- [WORK TO COMPLETE] Print all entries word for word.

- [DATASET CONTENT]
:::
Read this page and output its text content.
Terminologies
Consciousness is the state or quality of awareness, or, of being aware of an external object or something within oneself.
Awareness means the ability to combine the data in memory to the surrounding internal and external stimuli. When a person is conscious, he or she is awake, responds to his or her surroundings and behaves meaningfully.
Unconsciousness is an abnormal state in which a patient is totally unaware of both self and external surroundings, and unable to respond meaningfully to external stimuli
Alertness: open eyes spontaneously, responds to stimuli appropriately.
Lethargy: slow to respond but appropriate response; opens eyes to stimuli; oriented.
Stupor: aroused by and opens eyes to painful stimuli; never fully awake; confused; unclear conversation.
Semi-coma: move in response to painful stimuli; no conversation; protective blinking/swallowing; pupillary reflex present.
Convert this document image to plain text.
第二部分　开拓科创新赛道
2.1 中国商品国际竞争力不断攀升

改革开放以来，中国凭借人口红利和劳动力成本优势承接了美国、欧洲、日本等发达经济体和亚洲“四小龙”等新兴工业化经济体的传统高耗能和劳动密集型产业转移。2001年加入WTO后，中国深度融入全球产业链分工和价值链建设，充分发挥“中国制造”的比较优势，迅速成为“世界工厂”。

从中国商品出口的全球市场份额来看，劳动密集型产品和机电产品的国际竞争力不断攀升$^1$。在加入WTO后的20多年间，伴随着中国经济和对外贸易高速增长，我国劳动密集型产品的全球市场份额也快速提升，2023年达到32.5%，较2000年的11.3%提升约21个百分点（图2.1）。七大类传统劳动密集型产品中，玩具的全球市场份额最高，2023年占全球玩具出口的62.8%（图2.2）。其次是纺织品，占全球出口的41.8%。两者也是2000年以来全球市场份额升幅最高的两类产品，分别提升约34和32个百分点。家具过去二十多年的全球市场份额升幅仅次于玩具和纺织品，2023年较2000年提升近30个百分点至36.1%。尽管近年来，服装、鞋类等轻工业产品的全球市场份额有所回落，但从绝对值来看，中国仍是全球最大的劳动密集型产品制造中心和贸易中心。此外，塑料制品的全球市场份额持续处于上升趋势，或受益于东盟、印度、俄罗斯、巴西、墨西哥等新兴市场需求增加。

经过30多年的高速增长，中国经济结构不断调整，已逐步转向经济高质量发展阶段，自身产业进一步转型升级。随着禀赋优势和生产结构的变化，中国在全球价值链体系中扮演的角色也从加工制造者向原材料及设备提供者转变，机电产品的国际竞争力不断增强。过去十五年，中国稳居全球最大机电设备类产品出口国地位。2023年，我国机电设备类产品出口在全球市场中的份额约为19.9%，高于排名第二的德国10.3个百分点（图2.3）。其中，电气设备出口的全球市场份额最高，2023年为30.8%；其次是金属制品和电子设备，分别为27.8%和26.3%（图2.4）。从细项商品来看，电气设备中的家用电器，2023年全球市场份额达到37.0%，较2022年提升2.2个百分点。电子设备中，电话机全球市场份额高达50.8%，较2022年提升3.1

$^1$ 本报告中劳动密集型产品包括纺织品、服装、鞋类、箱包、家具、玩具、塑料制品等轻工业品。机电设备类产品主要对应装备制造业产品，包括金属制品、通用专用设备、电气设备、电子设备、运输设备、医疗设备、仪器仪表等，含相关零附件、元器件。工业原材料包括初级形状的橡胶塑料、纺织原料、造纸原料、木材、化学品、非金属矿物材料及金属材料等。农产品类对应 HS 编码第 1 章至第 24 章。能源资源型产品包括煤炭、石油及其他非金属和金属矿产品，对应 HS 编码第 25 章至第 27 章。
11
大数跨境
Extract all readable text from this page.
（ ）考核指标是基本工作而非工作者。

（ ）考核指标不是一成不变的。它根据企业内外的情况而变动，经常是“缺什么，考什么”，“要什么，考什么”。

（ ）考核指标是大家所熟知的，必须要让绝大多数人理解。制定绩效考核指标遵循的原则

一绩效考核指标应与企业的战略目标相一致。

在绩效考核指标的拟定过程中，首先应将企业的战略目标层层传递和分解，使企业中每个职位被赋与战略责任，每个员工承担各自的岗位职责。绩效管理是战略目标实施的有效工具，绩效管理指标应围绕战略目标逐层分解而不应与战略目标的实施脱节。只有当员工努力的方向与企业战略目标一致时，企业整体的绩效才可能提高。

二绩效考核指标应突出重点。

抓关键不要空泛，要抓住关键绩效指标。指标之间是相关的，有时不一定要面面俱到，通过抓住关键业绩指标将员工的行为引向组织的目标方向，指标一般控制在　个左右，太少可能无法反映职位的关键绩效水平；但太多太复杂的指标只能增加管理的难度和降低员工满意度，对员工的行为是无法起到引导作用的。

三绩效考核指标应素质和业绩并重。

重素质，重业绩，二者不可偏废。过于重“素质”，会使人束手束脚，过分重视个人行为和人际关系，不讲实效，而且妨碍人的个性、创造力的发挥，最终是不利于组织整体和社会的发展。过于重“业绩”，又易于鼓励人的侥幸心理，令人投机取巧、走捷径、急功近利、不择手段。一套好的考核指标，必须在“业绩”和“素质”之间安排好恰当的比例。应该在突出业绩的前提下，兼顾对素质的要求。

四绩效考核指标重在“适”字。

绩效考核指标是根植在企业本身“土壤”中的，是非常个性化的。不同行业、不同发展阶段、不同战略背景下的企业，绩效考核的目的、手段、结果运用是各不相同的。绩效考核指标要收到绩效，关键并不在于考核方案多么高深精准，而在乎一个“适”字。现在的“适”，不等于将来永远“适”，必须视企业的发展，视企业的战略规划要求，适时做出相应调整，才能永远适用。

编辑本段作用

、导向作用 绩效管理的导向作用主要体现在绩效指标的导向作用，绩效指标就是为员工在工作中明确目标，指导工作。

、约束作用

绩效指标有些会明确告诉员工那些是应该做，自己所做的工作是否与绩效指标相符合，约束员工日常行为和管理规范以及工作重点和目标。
:::
- [SOLVED EXERCISE]
Read this page and output its text content.
Terminologies
Consciousness is the state or quality of awareness, or, of being aware of an external object or something within oneself.
Awareness means the ability to combine the data in memory to the surrounding internal and external stimuli. When a person is conscious, he or she is awake, responds to his or her surroundings and behaves meaningfully.
Unconsciousness is an abnormal state in which a patient is totally unaware of both self and external surroundings, and unable to respond meaningfully to external stimuli
Alertness: open eyes spontaneously, responds to stimuli appropriately.
Lethargy: slow to respond but appropriate response; opens eyes to stimuli; oriented.
Stupor: aroused by and opens eyes to painful stimuli; never fully awake; confused; unclear conversation.
Semi-coma: move in response to painful stimuli; no conversation; protective blinking/swallowing; pupillary reflex present.
Convert this document image to plain text.
第二部分　开拓科创新赛道
2.1 中国商品国际竞争力不断攀升

改革开放以来，中国凭借人口红利和劳动力成本优势承接了美国、欧洲、日本等发达经济体和亚洲“四小龙”等新兴工业化经济体的传统高耗能和劳动密集型产业转移。2001年加入WTO后，中国深度融入全球产业链分工和价值链建设，充分发挥“中国制造”的比较优势，迅速成为“世界工厂”。

从中国商品出口的全球市场份额来看，劳动密集型产品和机电产品的国际竞争力不断攀升$^1$。在加入WTO后的20多年间，伴随着中国经济和对外贸易高速增长，我国劳动密集型产品的全球市场份额也快速提升，2023年达到32.5%，较2000年的11.3%提升约21个百分点（图2.1）。七大类传统劳动密集型产品中，玩具的全球市场份额最高，2023年占全球玩具出口的62.8%（图2.2）。其次是纺织品，占全球出口的41.8%。两者也是2000年以来全球市场份额升幅最高的两类产品，分别提升约34和32个百分点。家具过去二十多年的全球市场份额升幅仅次于玩具和纺织品，2023年较2000年提升近30个百分点至36.1%。尽管近年来，服装、鞋类等轻工业产品的全球市场份额有所回落，但从绝对值来看，中国仍是全球最大的劳动密集型产品制造中心和贸易中心。此外，塑料制品的全球市场份额持续处于上升趋势，或受益于东盟、印度、俄罗斯、巴西、墨西哥等新兴市场需求增加。

经过30多年的高速增长，中国经济结构不断调整，已逐步转向经济高质量发展阶段，自身产业进一步转型升级。随着禀赋优势和生产结构的变化，中国在全球价值链体系中扮演的角色也从加工制造者向原材料及设备提供者转变，机电产品的国际竞争力不断增强。过去十五年，中国稳居全球最大机电设备类产品出口国地位。2023年，我国机电设备类产品出口在全球市场中的份额约为19.9%，高于排名第二的德国10.3个百分点（图2.3）。其中，电气设备出口的全球市场份额最高，2023年为30.8%；其次是金属制品和电子设备，分别为27.8%和26.3%（图2.4）。从细项商品来看，电气设备中的家用电器，2023年全球市场份额达到37.0%，较2022年提升2.2个百分点。电子设备中，电话机全球市场份额高达50.8%，较2022年提升3.1

$^1$ 本报告中劳动密集型产品包括纺织品、服装、鞋类、箱包、家具、玩具、塑料制品等轻工业品。机电设备类产品主要对应装备制造业产品，包括金属制品、通用专用设备、电气设备、电子设备、运输设备、医疗设备、仪器仪表等，含相关零附件、元器件。工业原材料包括初级形状的橡胶塑料、纺织原料、造纸原料、木材、化学品、非金属矿物材料及金属材料等。农产品类对应 HS 编码第 1 章至第 24 章。能源资源型产品包括煤炭、石油及其他非金属和金属矿产品，对应 HS 编码第 25 章至第 27 章。
11
大数跨境
Extract all readable text from this page.
（ ）考核指标是基本工作而非工作者。

（ ）考核指标不是一成不变的。它根据企业内外的情况而变动，经常是“缺什么，考什么”，“要什么，考什么”。

（ ）考核指标是大家所熟知的，必须要让绝大多数人理解。制定绩效考核指标遵循的原则

一绩效考核指标应与企业的战略目标相一致。

在绩效考核指标的拟定过程中，首先应将企业的战略目标层层传递和分解，使企业中每个职位被赋与战略责任，每个员工承担各自的岗位职责。绩效管理是战略目标实施的有效工具，绩效管理指标应围绕战略目标逐层分解而不应与战略目标的实施脱节。只有当员工努力的方向与企业战略目标一致时，企业整体的绩效才可能提高。

二绩效考核指标应突出重点。

抓关键不要空泛，要抓住关键绩效指标。指标之间是相关的，有时不一定要面面俱到，通过抓住关键业绩指标将员工的行为引向组织的目标方向，指标一般控制在　个左右，太少可能无法反映职位的关键绩效水平；但太多太复杂的指标只能增加管理的难度和降低员工满意度，对员工的行为是无法起到引导作用的。

三绩效考核指标应素质和业绩并重。

重素质，重业绩，二者不可偏废。过于重“素质”，会使人束手束脚，过分重视个人行为和人际关系，不讲实效，而且妨碍人的个性、创造力的发挥，最终是不利于组织整体和社会的发展。过于重“业绩”，又易于鼓励人的侥幸心理，令人投机取巧、走捷径、急功近利、不择手段。一套好的考核指标，必须在“业绩”和“素质”之间安排好恰当的比例。应该在突出业绩的前提下，兼顾对素质的要求。

四绩效考核指标重在“适”字。

绩效考核指标是根植在企业本身“土壤”中的，是非常个性化的。不同行业、不同发展阶段、不同战略背景下的企业，绩效考核的目的、手段、结果运用是各不相同的。绩效考核指标要收到绩效，关键并不在于考核方案多么高深精准，而在乎一个“适”字。现在的“适”，不等于将来永远“适”，必须视企业的发展，视企业的战略规划要求，适时做出相应调整，才能永远适用。

编辑本段作用

、导向作用 绩效管理的导向作用主要体现在绩效指标的导向作用，绩效指标就是为员工在工作中明确目标，指导工作。

、约束作用

绩效指标有些会明确告诉员工那些是应该做，自己所做的工作是否与绩效指标相符合，约束员工日常行为和管理规范以及工作重点和目标。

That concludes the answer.